(Excerpt from a dataset)
□ □ □ □
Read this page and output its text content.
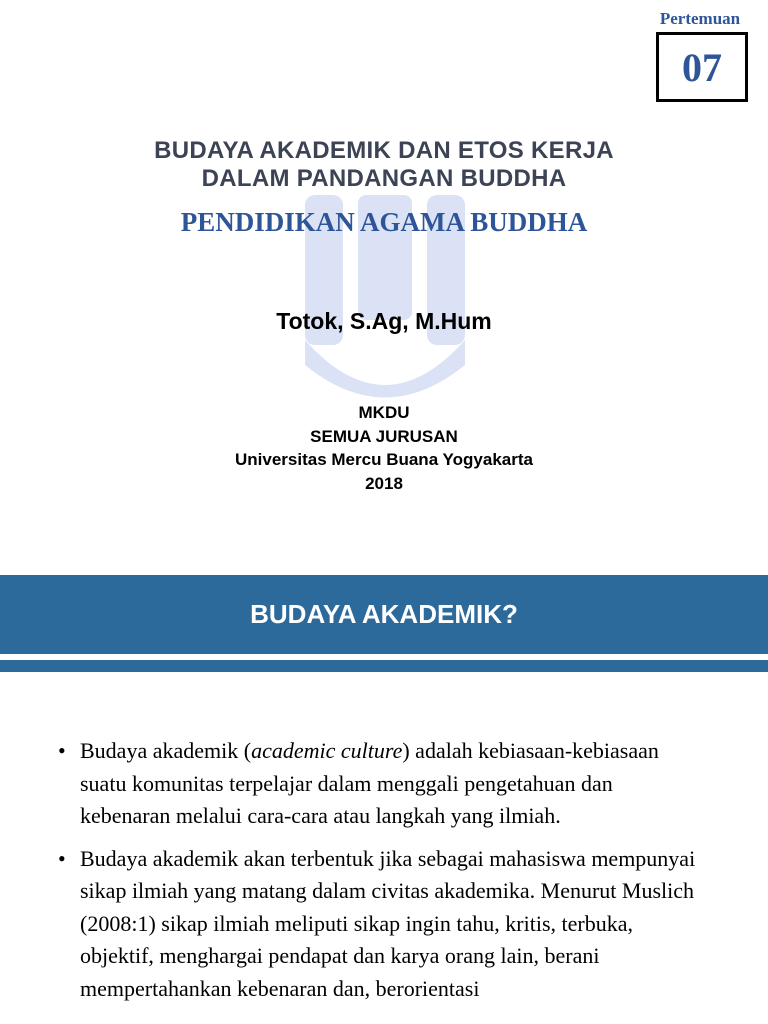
Pertemuan
07
BUDAYA AKADEMIK DAN ETOS KERJA
DALAM PANDANGAN BUDDHA
PENDIDIKAN AGAMA BUDDHA
Totok, S.Ag, M.Hum
MKDU
SEMUA JURUSAN
Universitas Mercu Buana Yogyakarta
2018
BUDAYA AKADEMIK?
• Budaya akademik (academic culture) adalah kebiasaan-kebiasaan suatu komunitas terpelajar dalam menggali pengetahuan dan kebenaran melalui cara-cara atau langkah yang ilmiah.
• Budaya akademik akan terbentuk jika sebagai mahasiswa mempunyai sikap ilmiah yang matang dalam civitas akademika. Menurut Muslich (2008:1) sikap ilmiah meliputi sikap ingin tahu, kritis, terbuka, objektif, menghargai pendapat dan karya orang lain, berani mempertahankan kebenaran dan, berorientasi
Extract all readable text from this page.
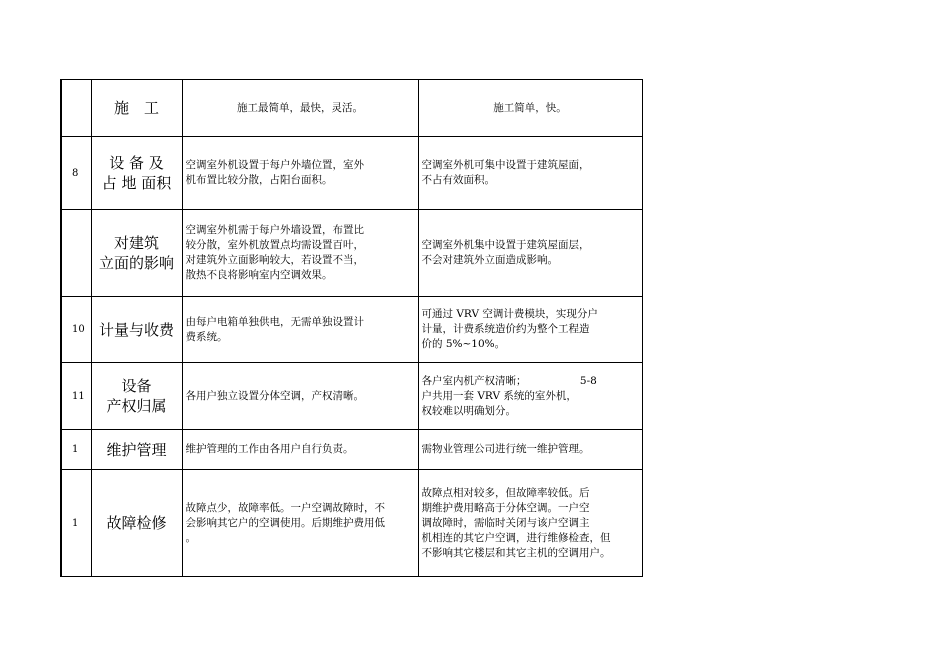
	施　工	施工最简单，最快，灵活。	施工简单，快。

8	设 备 及
占 地 面积	空调室外机设置于每户外墙位置，室外
机布置比较分散，占阳台面积。	空调室外机可集中设置于建筑屋面，
不占有效面积。

	对建筑
立面的影响	空调室外机需于每户外墙设置，布置比
较分散，室外机放置点均需设置百叶，
对建筑外立面影响较大，若设置不当，
散热不良将影响室内空调效果。	空调室外机集中设置于建筑屋面层，
不会对建筑外立面造成影响。

10	计量与收费	由每户电箱单独供电，无需单独设置计
费系统。	可通过 VRV 空调计费模块，实现分户
计量，计费系统造价约为整个工程造
价的 5%~10%。

11	设备
产权归属	各用户独立设置分体空调，产权清晰。	各户室内机产权清晰；                5-8
户共用一套 VRV 系统的室外机，
权较难以明确划分。

1	维护管理	维护管理的工作由各用户自行负责。	需物业管理公司进行统一维护管理。

1	故障检修	故障点少，故障率低。一户空调故障时，不
会影响其它户的空调使用。后期维护费用低
。	故障点相对较多，但故障率较低。后
期维护费用略高于分体空调。一户空
调故障时，需临时关闭与该户空调主
机相连的其它户空调，进行维修检查，但
不影响其它楼层和其它主机的空调用户。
□ □ □ □
#### THE EXERCISE:
Reproduce all entries exactly. Pictures do not belong in the copy.

#### COMPLETE ANSWER:
Read this page and output its text content.
Pertemuan
07
BUDAYA AKADEMIK DAN ETOS KERJA
DALAM PANDANGAN BUDDHA
PENDIDIKAN AGAMA BUDDHA
Totok, S.Ag, M.Hum
MKDU
SEMUA JURUSAN
Universitas Mercu Buana Yogyakarta
2018
BUDAYA AKADEMIK?
• Budaya akademik (academic culture) adalah kebiasaan-kebiasaan suatu komunitas terpelajar dalam menggali pengetahuan dan kebenaran melalui cara-cara atau langkah yang ilmiah.
• Budaya akademik akan terbentuk jika sebagai mahasiswa mempunyai sikap ilmiah yang matang dalam civitas akademika. Menurut Muslich (2008:1) sikap ilmiah meliputi sikap ingin tahu, kritis, terbuka, objektif, menghargai pendapat dan karya orang lain, berani mempertahankan kebenaran dan, berorientasi
Extract all readable text from this page.
	施　工	施工最简单，最快，灵活。	施工简单，快。

8	设 备 及
占 地 面积	空调室外机设置于每户外墙位置，室外
机布置比较分散，占阳台面积。	空调室外机可集中设置于建筑屋面，
不占有效面积。

	对建筑
立面的影响	空调室外机需于每户外墙设置，布置比
较分散，室外机放置点均需设置百叶，
对建筑外立面影响较大，若设置不当，
散热不良将影响室内空调效果。	空调室外机集中设置于建筑屋面层，
不会对建筑外立面造成影响。

10	计量与收费	由每户电箱单独供电，无需单独设置计
费系统。	可通过 VRV 空调计费模块，实现分户
计量，计费系统造价约为整个工程造
价的 5%~10%。

11	设备
产权归属	各用户独立设置分体空调，产权清晰。	各户室内机产权清晰；                5-8
户共用一套 VRV 系统的室外机，
权较难以明确划分。

1	维护管理	维护管理的工作由各用户自行负责。	需物业管理公司进行统一维护管理。

1	故障检修	故障点少，故障率低。一户空调故障时，不
会影响其它户的空调使用。后期维护费用低
。	故障点相对较多，但故障率较低。后
期维护费用略高于分体空调。一户空
调故障时，需临时关闭与该户空调主
机相连的其它户空调，进行维修检查，但
不影响其它楼层和其它主机的空调用户。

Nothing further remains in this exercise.